STATED PROBLEM: State the number of lines, and only that number, in which the word "geen" appears.

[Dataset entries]
<<<<
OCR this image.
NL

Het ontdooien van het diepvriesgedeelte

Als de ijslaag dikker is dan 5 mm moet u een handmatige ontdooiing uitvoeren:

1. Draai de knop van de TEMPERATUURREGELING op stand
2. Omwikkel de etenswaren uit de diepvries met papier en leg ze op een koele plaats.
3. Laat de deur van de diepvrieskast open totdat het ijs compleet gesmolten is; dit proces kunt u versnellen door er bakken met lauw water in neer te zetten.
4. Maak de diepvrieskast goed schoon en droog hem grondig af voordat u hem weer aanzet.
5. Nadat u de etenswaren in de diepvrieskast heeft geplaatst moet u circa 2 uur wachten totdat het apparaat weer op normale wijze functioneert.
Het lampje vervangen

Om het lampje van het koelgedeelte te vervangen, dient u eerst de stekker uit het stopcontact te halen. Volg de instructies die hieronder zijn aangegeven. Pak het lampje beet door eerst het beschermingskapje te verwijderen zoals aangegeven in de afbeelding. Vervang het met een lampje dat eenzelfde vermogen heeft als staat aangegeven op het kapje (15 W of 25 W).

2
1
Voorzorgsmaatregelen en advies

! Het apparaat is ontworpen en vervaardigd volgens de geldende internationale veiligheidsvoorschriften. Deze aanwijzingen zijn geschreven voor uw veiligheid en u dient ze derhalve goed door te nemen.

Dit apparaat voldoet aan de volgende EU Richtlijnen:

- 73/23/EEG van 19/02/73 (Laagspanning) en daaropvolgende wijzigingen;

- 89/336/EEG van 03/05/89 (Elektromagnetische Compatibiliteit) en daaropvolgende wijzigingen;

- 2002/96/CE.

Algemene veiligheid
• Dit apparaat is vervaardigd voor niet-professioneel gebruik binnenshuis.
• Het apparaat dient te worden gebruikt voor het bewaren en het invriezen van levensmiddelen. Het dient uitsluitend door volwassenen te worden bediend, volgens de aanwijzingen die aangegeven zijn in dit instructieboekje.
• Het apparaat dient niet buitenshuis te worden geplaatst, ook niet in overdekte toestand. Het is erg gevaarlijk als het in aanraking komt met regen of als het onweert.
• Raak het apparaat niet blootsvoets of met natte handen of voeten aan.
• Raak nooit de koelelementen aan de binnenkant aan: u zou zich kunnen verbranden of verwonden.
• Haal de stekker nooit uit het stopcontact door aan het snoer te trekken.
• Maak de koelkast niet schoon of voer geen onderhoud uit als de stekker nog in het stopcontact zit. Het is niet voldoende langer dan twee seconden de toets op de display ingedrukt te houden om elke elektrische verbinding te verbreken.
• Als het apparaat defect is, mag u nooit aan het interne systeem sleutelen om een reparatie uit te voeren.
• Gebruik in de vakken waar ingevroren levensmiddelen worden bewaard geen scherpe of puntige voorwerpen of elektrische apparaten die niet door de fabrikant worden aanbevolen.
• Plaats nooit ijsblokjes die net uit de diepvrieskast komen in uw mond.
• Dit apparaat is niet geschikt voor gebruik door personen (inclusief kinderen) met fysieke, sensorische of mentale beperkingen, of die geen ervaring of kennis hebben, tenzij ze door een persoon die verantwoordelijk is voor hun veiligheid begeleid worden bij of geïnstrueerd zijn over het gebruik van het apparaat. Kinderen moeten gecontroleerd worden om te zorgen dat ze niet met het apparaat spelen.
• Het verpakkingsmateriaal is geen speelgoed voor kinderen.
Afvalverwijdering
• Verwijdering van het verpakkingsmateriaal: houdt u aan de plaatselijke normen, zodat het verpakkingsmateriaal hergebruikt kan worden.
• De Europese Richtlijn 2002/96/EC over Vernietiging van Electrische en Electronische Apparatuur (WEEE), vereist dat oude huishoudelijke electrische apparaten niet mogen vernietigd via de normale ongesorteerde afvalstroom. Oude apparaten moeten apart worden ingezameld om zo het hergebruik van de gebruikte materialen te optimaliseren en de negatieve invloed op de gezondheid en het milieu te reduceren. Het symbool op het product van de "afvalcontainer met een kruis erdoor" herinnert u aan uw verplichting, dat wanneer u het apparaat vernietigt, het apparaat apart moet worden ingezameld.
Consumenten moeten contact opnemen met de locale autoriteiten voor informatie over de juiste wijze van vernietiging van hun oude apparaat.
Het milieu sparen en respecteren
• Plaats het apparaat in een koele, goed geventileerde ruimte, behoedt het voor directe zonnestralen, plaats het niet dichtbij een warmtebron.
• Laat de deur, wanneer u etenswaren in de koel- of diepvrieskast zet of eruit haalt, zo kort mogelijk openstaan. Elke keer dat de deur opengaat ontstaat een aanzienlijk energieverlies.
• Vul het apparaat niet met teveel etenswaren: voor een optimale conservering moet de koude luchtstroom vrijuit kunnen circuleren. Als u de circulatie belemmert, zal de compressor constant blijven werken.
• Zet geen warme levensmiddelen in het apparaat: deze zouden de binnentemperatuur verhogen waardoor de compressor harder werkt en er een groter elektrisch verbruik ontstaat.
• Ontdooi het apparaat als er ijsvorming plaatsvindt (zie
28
>>>>
RESPONSE TO THIS TASK: 5